* [YOUR INSTRUCTIONS]
Print the part of the post on the end of the Space Shuttle era word for word, from "However, there is" up to and including "next few years.".

Jul 212011
 

The Shuttle Atlantis landed this morning, bringing to an end the second era of American manned spaceflight. Also brought to an end is much real chance of a third era of American manned spaceflight based on the NASA model. Before Apollo ended, the Space Shuttle was on the horizon. Today, NASA has not a single vehicle on the horizon to launch American astronauts into space.

However, there is one hopeful difference: on the horizon are *other* American manned space vehicles… just not *NASA* vehicles. Companies like SpaceX, Sierra Nevada, Blue Origin, Scaled Composites, Xcor and others are all working as diligently as their finances will allow to produce the next generation of American manned space launch systems. I’d expect SpaceX, with their already-flown Dragon capsule atop their Falcon 9 launcher to be the first commercial manned spacecraft, and hopefully within the next few years.

The libertarian in me will rejoice when American private companies are selling flights into space. The cynic in me realizes that the US FedGuv will probably do what it always does… use the power of regulation and taxation to make this as difficult as possible. The space nut in me knows that while the commercial sector is by far the preferred way to go to develop new launchers, NASA still should have played a role. Not to design them, not to pick and choose winners before the fact, but to point to a destination and say “We don’t care who or how, but whatever can get us and our stuff to this destination on that schedule, we’ll buy.” Sadly, NASA is quickly being converted into an empty shell.

* [LISTED RECORDS]

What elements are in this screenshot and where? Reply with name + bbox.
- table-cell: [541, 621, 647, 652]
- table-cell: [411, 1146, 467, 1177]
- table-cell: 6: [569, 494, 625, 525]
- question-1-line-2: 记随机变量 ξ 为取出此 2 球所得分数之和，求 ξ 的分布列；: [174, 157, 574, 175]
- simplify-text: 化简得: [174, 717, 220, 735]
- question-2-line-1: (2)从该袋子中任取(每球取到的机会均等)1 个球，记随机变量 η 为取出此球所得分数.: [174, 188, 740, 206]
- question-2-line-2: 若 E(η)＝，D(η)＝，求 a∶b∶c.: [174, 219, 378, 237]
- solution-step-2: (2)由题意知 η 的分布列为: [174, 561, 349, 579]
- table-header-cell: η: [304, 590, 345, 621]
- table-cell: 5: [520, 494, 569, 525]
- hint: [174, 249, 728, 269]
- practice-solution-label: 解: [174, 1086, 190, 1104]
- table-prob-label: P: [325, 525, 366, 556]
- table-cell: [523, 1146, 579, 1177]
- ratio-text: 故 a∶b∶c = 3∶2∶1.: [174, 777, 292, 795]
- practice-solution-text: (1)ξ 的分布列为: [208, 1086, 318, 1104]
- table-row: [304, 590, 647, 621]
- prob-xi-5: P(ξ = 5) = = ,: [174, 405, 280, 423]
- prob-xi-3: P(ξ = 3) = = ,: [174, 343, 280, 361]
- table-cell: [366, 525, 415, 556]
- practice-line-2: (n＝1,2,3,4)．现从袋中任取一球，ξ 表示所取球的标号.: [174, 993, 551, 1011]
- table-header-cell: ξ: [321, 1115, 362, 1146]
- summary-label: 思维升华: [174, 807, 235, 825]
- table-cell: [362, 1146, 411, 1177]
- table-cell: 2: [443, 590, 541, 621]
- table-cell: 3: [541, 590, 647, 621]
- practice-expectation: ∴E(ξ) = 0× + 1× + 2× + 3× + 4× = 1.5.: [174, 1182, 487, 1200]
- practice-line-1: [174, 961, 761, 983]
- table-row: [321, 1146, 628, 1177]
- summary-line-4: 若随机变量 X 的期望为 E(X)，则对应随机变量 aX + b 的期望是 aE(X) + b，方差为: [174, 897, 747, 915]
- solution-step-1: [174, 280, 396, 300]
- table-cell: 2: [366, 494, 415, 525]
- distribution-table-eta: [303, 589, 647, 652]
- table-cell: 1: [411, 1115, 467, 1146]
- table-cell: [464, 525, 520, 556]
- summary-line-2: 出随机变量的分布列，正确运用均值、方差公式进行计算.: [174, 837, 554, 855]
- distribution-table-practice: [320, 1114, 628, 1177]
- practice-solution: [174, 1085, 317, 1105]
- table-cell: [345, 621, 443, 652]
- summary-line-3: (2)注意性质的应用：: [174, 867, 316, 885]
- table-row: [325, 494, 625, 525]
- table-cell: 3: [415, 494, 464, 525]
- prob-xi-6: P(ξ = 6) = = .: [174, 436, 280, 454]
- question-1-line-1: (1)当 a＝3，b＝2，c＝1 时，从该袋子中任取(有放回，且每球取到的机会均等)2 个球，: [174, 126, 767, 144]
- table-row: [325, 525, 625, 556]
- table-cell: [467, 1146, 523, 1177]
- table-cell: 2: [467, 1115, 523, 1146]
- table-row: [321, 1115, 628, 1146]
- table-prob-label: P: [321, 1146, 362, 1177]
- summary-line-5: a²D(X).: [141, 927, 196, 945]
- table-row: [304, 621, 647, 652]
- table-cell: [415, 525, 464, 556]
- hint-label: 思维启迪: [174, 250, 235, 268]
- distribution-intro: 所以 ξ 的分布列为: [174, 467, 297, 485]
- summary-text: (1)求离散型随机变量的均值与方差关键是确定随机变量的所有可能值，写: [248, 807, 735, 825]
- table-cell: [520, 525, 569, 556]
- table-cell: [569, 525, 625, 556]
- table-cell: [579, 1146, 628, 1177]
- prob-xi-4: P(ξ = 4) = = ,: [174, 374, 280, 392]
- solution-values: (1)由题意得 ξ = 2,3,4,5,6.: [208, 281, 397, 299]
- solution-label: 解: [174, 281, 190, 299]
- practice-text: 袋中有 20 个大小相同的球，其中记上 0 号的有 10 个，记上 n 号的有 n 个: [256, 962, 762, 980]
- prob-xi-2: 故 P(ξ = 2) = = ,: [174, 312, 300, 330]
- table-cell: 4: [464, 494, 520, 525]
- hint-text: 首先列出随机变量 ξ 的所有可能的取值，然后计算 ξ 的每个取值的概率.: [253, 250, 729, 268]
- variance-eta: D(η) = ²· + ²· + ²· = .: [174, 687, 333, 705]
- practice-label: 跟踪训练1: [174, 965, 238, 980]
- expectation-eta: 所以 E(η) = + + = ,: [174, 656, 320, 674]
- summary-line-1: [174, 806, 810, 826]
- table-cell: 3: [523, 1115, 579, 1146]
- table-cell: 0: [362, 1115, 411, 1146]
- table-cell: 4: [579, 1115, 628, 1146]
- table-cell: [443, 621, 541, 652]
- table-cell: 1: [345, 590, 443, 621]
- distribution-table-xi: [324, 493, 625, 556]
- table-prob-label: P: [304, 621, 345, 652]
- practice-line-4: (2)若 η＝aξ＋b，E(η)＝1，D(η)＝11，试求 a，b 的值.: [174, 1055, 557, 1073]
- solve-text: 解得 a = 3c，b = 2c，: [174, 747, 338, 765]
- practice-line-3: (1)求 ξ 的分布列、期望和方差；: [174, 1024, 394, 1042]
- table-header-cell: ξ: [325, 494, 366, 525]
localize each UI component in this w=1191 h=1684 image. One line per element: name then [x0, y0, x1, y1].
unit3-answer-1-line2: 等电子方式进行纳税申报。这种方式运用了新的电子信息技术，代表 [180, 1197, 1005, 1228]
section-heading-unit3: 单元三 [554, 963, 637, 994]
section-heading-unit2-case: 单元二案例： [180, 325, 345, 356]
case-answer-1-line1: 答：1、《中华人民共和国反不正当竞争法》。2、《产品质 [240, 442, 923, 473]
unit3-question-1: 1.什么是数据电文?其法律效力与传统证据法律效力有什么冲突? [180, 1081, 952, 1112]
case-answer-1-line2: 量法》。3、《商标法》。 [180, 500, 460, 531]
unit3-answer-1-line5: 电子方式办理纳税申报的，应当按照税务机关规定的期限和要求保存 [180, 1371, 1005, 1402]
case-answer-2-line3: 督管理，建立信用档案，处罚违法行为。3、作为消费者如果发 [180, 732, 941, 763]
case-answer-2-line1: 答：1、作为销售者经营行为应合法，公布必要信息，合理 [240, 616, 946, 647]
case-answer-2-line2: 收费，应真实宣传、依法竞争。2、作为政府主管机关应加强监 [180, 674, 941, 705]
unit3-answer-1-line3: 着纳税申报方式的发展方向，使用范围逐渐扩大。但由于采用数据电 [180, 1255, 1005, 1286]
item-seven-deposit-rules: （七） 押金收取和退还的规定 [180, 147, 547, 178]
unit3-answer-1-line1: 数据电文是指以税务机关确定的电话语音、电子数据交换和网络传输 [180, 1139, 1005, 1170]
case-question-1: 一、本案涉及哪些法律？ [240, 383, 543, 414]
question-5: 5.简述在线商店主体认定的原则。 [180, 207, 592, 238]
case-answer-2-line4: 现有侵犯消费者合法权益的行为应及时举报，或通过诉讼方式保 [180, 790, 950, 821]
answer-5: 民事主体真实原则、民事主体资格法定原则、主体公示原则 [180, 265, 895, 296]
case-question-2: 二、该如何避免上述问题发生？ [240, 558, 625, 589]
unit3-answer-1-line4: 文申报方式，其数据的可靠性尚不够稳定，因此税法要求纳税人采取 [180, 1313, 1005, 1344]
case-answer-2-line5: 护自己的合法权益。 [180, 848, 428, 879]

* [EXERCISE ANSWER]
However, there is one hopeful difference: on the horizon are *other* American manned space vehicles… just not *NASA* vehicles. Companies like SpaceX, Sierra Nevada, Blue Origin, Scaled Composites, Xcor and others are all working as diligently as their finances will allow to produce the next generation of American manned space launch systems. I’d expect SpaceX, with their already-flown Dragon capsule atop their Falcon 9 launcher to be the first commercial manned spacecraft, and hopefully within the next few years.